Provided records
☆ ☆ ☆

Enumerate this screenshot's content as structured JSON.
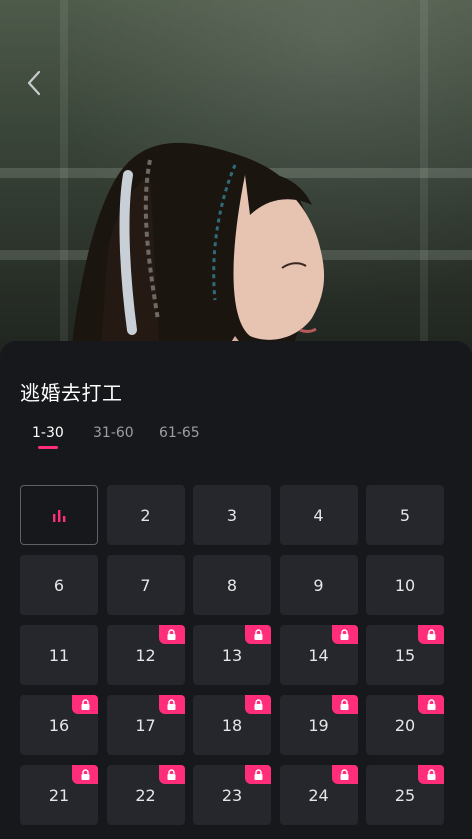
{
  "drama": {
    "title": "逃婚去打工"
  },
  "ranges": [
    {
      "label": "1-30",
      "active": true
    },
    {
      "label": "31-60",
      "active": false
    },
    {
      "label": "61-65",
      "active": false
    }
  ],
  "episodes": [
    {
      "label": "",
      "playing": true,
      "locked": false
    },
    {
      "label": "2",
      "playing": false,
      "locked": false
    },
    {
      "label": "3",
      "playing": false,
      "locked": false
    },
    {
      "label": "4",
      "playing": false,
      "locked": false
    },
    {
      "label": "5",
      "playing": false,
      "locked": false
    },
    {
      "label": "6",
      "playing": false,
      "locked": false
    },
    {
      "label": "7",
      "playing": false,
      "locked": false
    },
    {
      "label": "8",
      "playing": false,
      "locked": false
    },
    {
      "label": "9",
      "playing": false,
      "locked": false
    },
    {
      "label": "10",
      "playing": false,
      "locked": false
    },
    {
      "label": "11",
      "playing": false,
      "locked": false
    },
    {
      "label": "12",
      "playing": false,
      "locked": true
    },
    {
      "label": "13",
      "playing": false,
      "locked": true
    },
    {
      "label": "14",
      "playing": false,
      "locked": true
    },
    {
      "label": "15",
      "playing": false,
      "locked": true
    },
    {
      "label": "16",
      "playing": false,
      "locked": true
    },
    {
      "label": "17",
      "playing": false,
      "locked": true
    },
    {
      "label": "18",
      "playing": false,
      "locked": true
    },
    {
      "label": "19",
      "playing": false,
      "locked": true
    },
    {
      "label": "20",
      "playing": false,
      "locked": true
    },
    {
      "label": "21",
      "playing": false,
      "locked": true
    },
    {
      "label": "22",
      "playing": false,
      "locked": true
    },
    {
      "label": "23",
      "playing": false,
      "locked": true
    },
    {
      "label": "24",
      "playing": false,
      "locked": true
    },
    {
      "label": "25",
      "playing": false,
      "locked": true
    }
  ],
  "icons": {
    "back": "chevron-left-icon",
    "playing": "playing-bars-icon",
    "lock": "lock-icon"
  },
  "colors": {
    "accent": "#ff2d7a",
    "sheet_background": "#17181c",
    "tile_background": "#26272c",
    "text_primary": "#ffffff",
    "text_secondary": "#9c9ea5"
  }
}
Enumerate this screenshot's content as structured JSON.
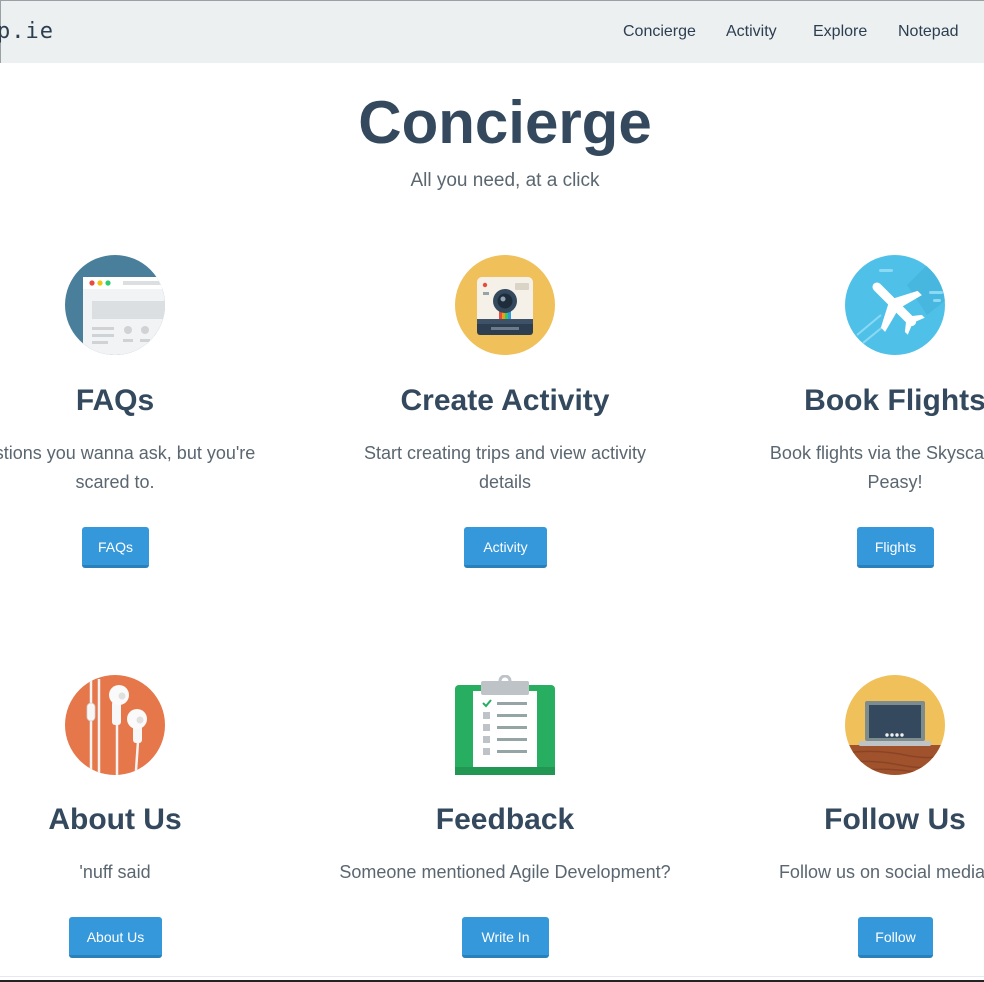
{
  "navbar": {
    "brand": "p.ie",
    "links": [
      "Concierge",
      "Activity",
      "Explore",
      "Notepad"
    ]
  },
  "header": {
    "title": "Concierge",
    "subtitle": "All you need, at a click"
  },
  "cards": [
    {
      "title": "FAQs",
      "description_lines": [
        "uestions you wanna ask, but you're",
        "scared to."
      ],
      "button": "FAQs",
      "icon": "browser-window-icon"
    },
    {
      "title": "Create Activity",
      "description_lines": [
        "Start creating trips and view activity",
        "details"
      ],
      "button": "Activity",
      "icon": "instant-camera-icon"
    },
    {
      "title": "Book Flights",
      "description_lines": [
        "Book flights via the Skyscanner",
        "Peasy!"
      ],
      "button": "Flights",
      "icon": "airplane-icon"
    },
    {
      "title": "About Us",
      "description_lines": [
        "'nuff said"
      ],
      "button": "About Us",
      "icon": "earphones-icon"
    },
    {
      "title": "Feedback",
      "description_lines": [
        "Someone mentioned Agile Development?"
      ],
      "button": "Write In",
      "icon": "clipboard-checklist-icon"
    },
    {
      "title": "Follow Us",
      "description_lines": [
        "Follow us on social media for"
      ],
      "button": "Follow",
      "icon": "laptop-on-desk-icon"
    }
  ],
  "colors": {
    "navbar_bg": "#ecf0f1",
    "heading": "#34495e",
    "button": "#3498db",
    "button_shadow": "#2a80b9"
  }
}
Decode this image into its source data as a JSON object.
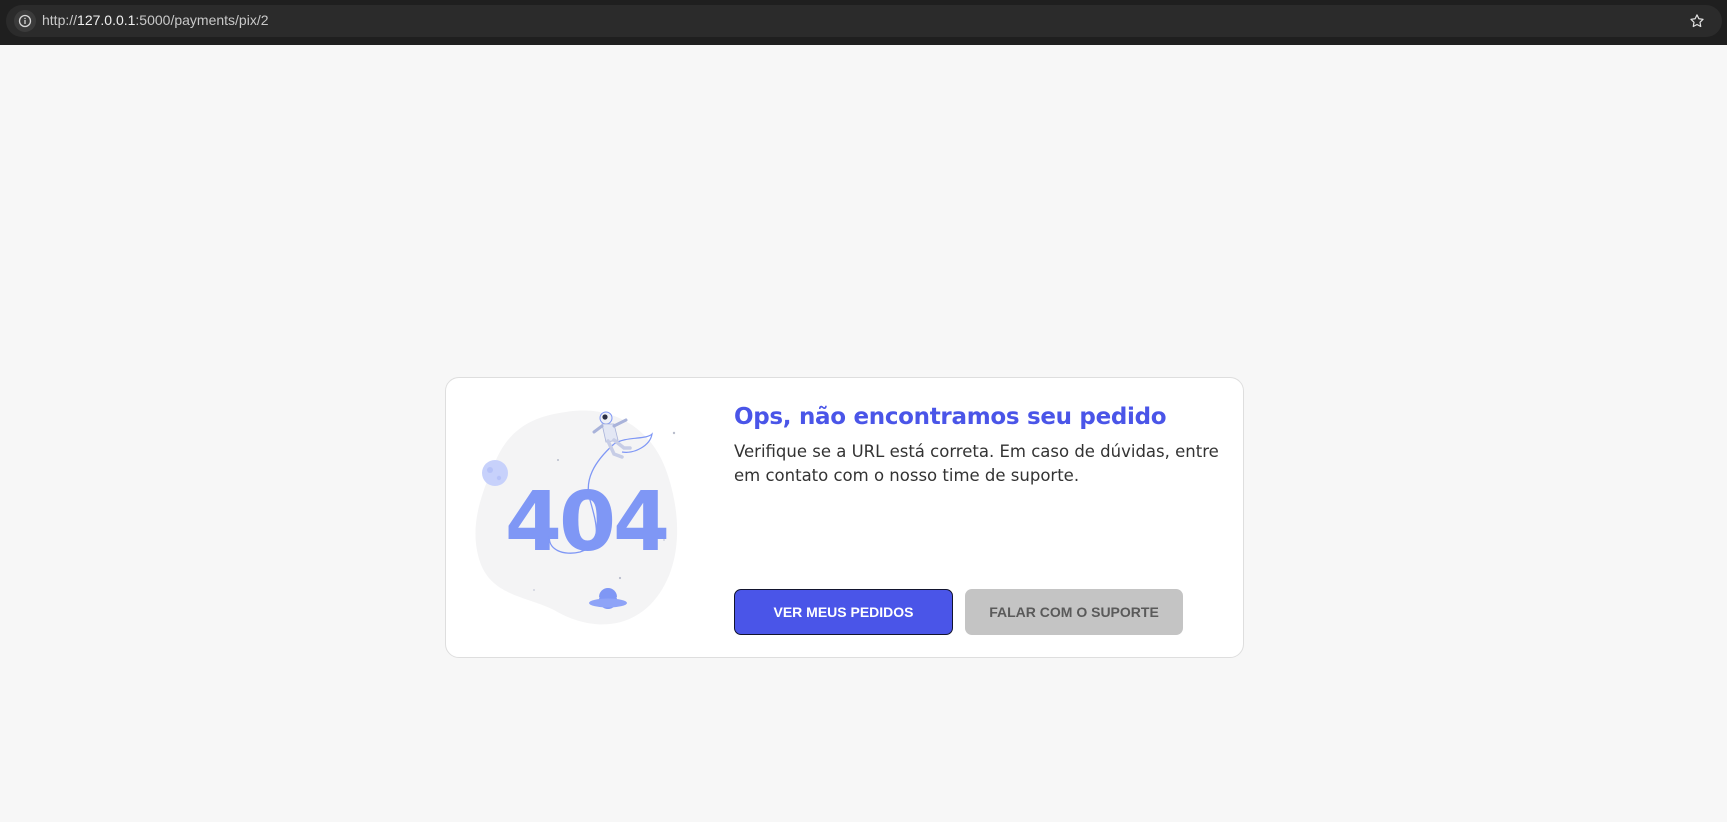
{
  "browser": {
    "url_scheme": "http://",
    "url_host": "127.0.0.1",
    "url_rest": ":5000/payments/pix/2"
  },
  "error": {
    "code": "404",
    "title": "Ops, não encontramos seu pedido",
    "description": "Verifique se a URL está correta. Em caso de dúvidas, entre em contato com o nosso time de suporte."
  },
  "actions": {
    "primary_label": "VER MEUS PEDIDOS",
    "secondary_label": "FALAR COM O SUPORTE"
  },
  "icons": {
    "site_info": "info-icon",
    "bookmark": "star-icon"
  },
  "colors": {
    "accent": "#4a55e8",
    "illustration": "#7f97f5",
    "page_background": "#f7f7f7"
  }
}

☆ ☆ ☆

What this task involves
Gather every line from the listing above in which the word "Follow" appears.

The completed task
      "title": "Follow Us",
        "Follow us on social media for"
      "button": "Follow",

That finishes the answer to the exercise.